* Entries:
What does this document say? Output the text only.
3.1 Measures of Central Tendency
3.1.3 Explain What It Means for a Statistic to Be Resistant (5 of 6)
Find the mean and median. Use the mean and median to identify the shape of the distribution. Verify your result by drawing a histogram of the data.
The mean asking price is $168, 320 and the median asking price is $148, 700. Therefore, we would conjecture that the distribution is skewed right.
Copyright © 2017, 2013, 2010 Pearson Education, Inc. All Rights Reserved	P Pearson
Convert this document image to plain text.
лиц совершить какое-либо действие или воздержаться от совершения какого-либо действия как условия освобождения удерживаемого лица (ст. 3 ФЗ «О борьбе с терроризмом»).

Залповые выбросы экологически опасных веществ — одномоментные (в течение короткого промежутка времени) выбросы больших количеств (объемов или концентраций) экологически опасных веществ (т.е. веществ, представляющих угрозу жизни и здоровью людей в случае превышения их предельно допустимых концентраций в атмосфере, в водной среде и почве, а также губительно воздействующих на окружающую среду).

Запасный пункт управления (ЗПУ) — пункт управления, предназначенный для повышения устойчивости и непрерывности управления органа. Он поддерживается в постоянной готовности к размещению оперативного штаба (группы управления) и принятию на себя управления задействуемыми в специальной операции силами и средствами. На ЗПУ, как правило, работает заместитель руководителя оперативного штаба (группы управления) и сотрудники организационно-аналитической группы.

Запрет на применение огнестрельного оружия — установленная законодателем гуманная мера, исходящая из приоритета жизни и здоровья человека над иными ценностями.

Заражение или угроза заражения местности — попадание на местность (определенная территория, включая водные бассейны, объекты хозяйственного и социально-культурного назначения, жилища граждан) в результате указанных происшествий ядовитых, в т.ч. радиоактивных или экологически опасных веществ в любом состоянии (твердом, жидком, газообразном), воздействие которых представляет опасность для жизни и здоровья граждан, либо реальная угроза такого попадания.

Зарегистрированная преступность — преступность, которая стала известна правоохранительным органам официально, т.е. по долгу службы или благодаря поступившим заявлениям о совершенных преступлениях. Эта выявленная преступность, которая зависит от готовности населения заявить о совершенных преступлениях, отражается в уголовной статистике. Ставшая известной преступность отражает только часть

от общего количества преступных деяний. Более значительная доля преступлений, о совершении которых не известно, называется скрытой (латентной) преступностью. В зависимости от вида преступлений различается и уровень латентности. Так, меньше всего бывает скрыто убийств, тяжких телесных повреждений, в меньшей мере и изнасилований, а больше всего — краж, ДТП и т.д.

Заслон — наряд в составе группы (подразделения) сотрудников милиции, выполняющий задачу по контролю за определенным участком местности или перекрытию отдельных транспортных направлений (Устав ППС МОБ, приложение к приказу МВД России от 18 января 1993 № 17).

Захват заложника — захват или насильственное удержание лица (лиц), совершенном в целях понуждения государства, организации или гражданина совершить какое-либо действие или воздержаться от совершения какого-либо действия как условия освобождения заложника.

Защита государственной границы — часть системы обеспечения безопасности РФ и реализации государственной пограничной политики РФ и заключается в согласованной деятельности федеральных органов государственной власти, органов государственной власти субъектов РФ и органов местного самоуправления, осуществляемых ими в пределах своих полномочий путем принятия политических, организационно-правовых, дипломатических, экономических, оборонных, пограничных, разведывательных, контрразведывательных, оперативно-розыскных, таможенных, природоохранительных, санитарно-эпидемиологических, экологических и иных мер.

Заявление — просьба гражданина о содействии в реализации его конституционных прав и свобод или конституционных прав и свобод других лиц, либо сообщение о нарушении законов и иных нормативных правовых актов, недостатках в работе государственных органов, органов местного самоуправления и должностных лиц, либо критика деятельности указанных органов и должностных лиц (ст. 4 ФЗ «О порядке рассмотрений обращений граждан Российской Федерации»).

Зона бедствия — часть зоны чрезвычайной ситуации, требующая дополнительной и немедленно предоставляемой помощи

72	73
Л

* Goal:
Restate every line of the data word for word.

* Problem solution:
What does this document say? Output the text only.
3.1 Measures of Central Tendency
3.1.3 Explain What It Means for a Statistic to Be Resistant (5 of 6)
Find the mean and median. Use the mean and median to identify the shape of the distribution. Verify your result by drawing a histogram of the data.
The mean asking price is $168, 320 and the median asking price is $148, 700. Therefore, we would conjecture that the distribution is skewed right.
Copyright © 2017, 2013, 2010 Pearson Education, Inc. All Rights Reserved	P Pearson
Convert this document image to plain text.
лиц совершить какое-либо действие или воздержаться от совершения какого-либо действия как условия освобождения удерживаемого лица (ст. 3 ФЗ «О борьбе с терроризмом»).

Залповые выбросы экологически опасных веществ — одномоментные (в течение короткого промежутка времени) выбросы больших количеств (объемов или концентраций) экологически опасных веществ (т.е. веществ, представляющих угрозу жизни и здоровью людей в случае превышения их предельно допустимых концентраций в атмосфере, в водной среде и почве, а также губительно воздействующих на окружающую среду).

Запасный пункт управления (ЗПУ) — пункт управления, предназначенный для повышения устойчивости и непрерывности управления органа. Он поддерживается в постоянной готовности к размещению оперативного штаба (группы управления) и принятию на себя управления задействуемыми в специальной операции силами и средствами. На ЗПУ, как правило, работает заместитель руководителя оперативного штаба (группы управления) и сотрудники организационно-аналитической группы.

Запрет на применение огнестрельного оружия — установленная законодателем гуманная мера, исходящая из приоритета жизни и здоровья человека над иными ценностями.

Заражение или угроза заражения местности — попадание на местность (определенная территория, включая водные бассейны, объекты хозяйственного и социально-культурного назначения, жилища граждан) в результате указанных происшествий ядовитых, в т.ч. радиоактивных или экологически опасных веществ в любом состоянии (твердом, жидком, газообразном), воздействие которых представляет опасность для жизни и здоровья граждан, либо реальная угроза такого попадания.

Зарегистрированная преступность — преступность, которая стала известна правоохранительным органам официально, т.е. по долгу службы или благодаря поступившим заявлениям о совершенных преступлениях. Эта выявленная преступность, которая зависит от готовности населения заявить о совершенных преступлениях, отражается в уголовной статистике. Ставшая известной преступность отражает только часть

от общего количества преступных деяний. Более значительная доля преступлений, о совершении которых не известно, называется скрытой (латентной) преступностью. В зависимости от вида преступлений различается и уровень латентности. Так, меньше всего бывает скрыто убийств, тяжких телесных повреждений, в меньшей мере и изнасилований, а больше всего — краж, ДТП и т.д.

Заслон — наряд в составе группы (подразделения) сотрудников милиции, выполняющий задачу по контролю за определенным участком местности или перекрытию отдельных транспортных направлений (Устав ППС МОБ, приложение к приказу МВД России от 18 января 1993 № 17).

Захват заложника — захват или насильственное удержание лица (лиц), совершенном в целях понуждения государства, организации или гражданина совершить какое-либо действие или воздержаться от совершения какого-либо действия как условия освобождения заложника.

Защита государственной границы — часть системы обеспечения безопасности РФ и реализации государственной пограничной политики РФ и заключается в согласованной деятельности федеральных органов государственной власти, органов государственной власти субъектов РФ и органов местного самоуправления, осуществляемых ими в пределах своих полномочий путем принятия политических, организационно-правовых, дипломатических, экономических, оборонных, пограничных, разведывательных, контрразведывательных, оперативно-розыскных, таможенных, природоохранительных, санитарно-эпидемиологических, экологических и иных мер.

Заявление — просьба гражданина о содействии в реализации его конституционных прав и свобод или конституционных прав и свобод других лиц, либо сообщение о нарушении законов и иных нормативных правовых актов, недостатках в работе государственных органов, органов местного самоуправления и должностных лиц, либо критика деятельности указанных органов и должностных лиц (ст. 4 ФЗ «О порядке рассмотрений обращений граждан Российской Федерации»).

Зона бедствия — часть зоны чрезвычайной ситуации, требующая дополнительной и немедленно предоставляемой помощи

72	73
Л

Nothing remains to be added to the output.